## BEGIN RECORDS SUPPLIED

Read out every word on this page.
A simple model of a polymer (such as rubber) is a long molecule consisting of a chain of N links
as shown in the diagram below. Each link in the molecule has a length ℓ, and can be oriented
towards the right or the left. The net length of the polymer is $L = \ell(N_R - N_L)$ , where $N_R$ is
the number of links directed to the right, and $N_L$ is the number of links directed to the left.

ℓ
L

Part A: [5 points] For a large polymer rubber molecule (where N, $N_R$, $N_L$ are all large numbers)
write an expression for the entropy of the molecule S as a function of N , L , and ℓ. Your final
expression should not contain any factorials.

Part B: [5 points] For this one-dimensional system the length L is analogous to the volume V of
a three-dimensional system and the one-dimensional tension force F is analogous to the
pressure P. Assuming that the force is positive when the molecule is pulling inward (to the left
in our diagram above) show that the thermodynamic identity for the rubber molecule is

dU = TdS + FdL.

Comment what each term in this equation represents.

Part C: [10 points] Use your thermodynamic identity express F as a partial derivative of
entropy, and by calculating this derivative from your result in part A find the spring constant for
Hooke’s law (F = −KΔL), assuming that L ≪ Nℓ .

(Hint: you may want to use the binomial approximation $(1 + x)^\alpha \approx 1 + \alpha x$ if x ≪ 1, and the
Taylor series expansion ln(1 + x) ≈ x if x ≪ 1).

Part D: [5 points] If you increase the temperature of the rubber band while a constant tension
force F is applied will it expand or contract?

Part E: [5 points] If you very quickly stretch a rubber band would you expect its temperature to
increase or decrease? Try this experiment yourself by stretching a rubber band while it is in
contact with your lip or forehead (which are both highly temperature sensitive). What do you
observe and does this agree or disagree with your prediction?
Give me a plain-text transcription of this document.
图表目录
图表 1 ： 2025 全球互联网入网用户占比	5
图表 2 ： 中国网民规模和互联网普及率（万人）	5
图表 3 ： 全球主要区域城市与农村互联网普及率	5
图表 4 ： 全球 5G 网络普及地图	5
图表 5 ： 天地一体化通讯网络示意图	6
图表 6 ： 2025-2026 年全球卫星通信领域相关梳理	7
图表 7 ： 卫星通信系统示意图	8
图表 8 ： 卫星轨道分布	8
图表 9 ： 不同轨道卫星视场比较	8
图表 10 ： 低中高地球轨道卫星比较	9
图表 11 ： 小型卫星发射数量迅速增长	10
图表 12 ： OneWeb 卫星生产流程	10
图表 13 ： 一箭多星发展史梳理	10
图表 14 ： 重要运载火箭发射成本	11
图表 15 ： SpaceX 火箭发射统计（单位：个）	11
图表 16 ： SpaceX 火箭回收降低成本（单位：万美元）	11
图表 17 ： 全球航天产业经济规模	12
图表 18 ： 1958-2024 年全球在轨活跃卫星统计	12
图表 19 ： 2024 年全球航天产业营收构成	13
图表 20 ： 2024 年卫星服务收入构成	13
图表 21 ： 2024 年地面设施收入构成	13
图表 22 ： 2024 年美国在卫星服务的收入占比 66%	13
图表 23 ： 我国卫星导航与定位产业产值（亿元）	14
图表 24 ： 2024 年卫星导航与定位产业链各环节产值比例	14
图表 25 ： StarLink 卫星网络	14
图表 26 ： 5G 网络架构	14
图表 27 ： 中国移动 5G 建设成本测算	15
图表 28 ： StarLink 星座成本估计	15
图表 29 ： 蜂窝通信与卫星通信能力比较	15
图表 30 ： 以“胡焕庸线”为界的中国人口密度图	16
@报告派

## END RECORDS SUPPLIED

— PROBLEM —
Produce an exact repeat of the lines from the one containing "Give me a plain-text" through the last line of the data, and nothing more.

— THE RESULT —
Give me a plain-text transcription of this document.
图表目录
图表 1 ： 2025 全球互联网入网用户占比	5
图表 2 ： 中国网民规模和互联网普及率（万人）	5
图表 3 ： 全球主要区域城市与农村互联网普及率	5
图表 4 ： 全球 5G 网络普及地图	5
图表 5 ： 天地一体化通讯网络示意图	6
图表 6 ： 2025-2026 年全球卫星通信领域相关梳理	7
图表 7 ： 卫星通信系统示意图	8
图表 8 ： 卫星轨道分布	8
图表 9 ： 不同轨道卫星视场比较	8
图表 10 ： 低中高地球轨道卫星比较	9
图表 11 ： 小型卫星发射数量迅速增长	10
图表 12 ： OneWeb 卫星生产流程	10
图表 13 ： 一箭多星发展史梳理	10
图表 14 ： 重要运载火箭发射成本	11
图表 15 ： SpaceX 火箭发射统计（单位：个）	11
图表 16 ： SpaceX 火箭回收降低成本（单位：万美元）	11
图表 17 ： 全球航天产业经济规模	12
图表 18 ： 1958-2024 年全球在轨活跃卫星统计	12
图表 19 ： 2024 年全球航天产业营收构成	13
图表 20 ： 2024 年卫星服务收入构成	13
图表 21 ： 2024 年地面设施收入构成	13
图表 22 ： 2024 年美国在卫星服务的收入占比 66%	13
图表 23 ： 我国卫星导航与定位产业产值（亿元）	14
图表 24 ： 2024 年卫星导航与定位产业链各环节产值比例	14
图表 25 ： StarLink 卫星网络	14
图表 26 ： 5G 网络架构	14
图表 27 ： 中国移动 5G 建设成本测算	15
图表 28 ： StarLink 星座成本估计	15
图表 29 ： 蜂窝通信与卫星通信能力比较	15
图表 30 ： 以“胡焕庸线”为界的中国人口密度图	16
@报告派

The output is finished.